Page extract:
* BEGIN *

Tuesday, July 12, 2011

Of fathers

I went to the river on “Fathers’ day” because it was an especially hard day for me. I had lost my dear father exactly 3 months and 1 week before. It was as if when he vanished along with the hour we skipped when jumping ahead to the summer time... With all that has happened since in my life, I have not been able to row, which only made me feel worse. I have fallen again in the same trap many of us often fall into: when things get really rough, we let ourselves carried away and completely forget to take the time we needed to tap into our inner sources of strength.  Why did I deny myself for so long taking the time to be on the water, rowing my single scull at dawn, when it had helped me recover my peace and overall strength so many times before?
On this particular morning I went out on the river later than usual, so I was not very surprised to find myself surrounded by a large number of leisure boats. However, after passing a number of them I realized that the average age on the river was much lower than usual. Every boat carried an adult male and one or more children. Apparently paddling or fishing with one’s kids is a popular way to spend Fathers’ day. I rarely see such mixed age crews more often on the river - I wonder why?

* END *

Extracted entries:
* BEGIN *

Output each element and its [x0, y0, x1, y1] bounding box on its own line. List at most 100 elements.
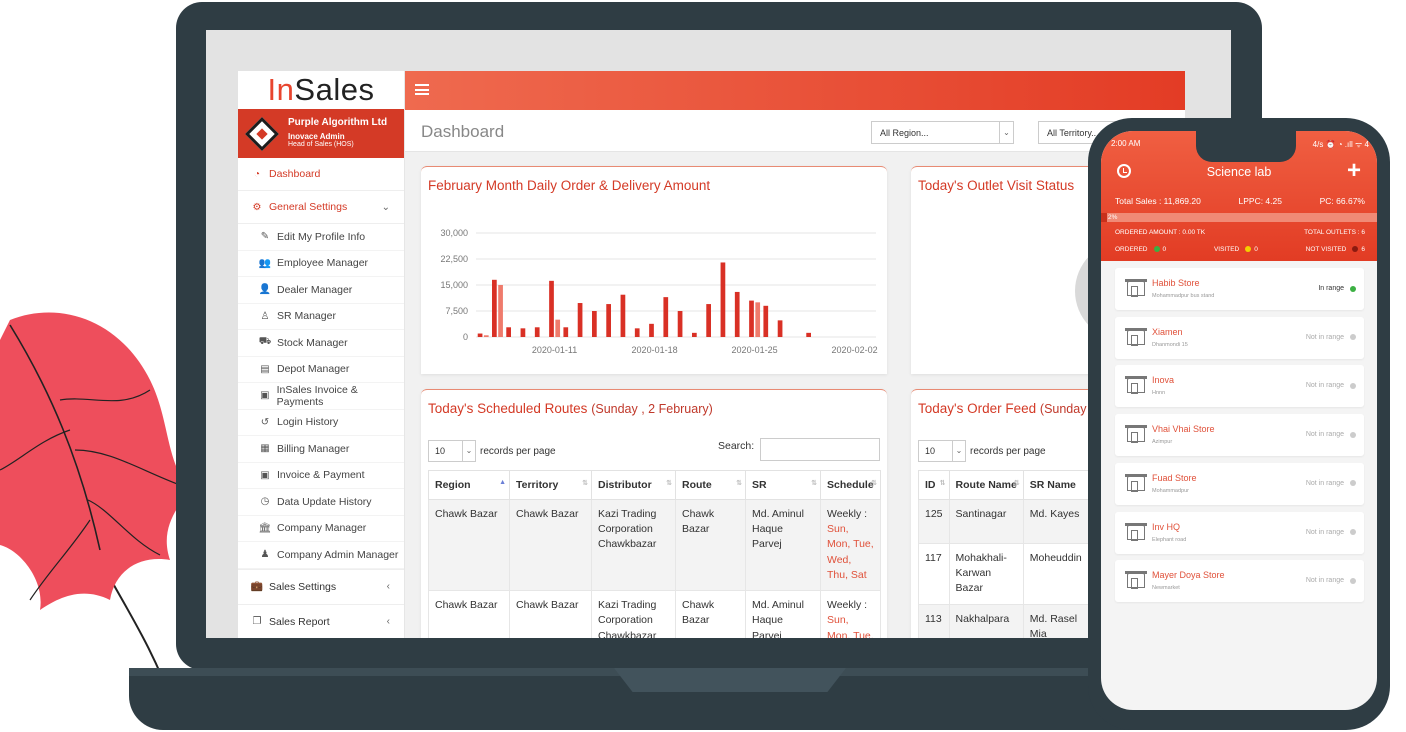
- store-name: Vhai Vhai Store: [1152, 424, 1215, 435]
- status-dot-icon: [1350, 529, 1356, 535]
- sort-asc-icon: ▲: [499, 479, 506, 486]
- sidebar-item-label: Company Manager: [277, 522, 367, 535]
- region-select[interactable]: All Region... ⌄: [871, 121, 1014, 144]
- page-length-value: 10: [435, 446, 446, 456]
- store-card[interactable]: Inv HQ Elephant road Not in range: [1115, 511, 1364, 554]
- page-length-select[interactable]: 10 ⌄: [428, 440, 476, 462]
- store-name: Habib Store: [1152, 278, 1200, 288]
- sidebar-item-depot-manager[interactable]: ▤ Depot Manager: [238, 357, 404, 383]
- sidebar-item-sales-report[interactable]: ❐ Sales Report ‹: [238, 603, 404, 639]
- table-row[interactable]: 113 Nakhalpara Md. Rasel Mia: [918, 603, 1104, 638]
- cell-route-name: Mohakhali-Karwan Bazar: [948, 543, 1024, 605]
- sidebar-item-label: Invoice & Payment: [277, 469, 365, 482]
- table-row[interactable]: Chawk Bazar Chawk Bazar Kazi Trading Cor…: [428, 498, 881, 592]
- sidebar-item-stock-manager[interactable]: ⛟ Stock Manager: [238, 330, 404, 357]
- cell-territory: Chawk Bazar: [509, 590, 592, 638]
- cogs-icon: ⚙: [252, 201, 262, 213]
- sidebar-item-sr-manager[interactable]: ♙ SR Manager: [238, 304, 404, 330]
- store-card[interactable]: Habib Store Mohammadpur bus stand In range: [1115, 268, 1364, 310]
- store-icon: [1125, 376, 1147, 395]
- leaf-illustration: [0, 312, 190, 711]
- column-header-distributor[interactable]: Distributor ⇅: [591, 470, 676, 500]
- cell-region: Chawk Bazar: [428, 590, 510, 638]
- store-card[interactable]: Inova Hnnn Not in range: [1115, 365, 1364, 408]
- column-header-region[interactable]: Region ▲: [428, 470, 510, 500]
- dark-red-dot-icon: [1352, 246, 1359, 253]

* END *

Short task 1:
Repeat the stretch of the Fathers' Day rowing post from "Tuesday, July 12, 2011" through "many times before?", switching "river" for "lake".
Short task 2:
Answer these questions from the Fathers' Day rowing post:
(a) How long before Fathers' Day had the writer lost their father?
(b) What kind of boat does the writer row?
(c) Who was aboard every leisure boat the writer passed that morning?

Exercise solution 1:
Tuesday, July 12, 2011

Of fathers

I went to the lake on “Fathers’ day” because it was an especially hard day for me. I had lost my dear father exactly 3 months and 1 week before. It was as if when he vanished along with the hour we skipped when jumping ahead to the summer time... With all that has happened since in my life, I have not been able to row, which only made me feel worse. I have fallen again in the same trap many of us often fall into: when things get really rough, we let ourselves carried away and completely forget to take the time we needed to tap into our inner sources of strength.  Why did I deny myself for so long taking the time to be on the water, rowing my single scull at dawn, when it had helped me recover my peace and overall strength so many times before?

Exercise solution 2:
(a) Exactly 3 months and 1 week.
(b) A single scull.
(c) An adult male and one or more children.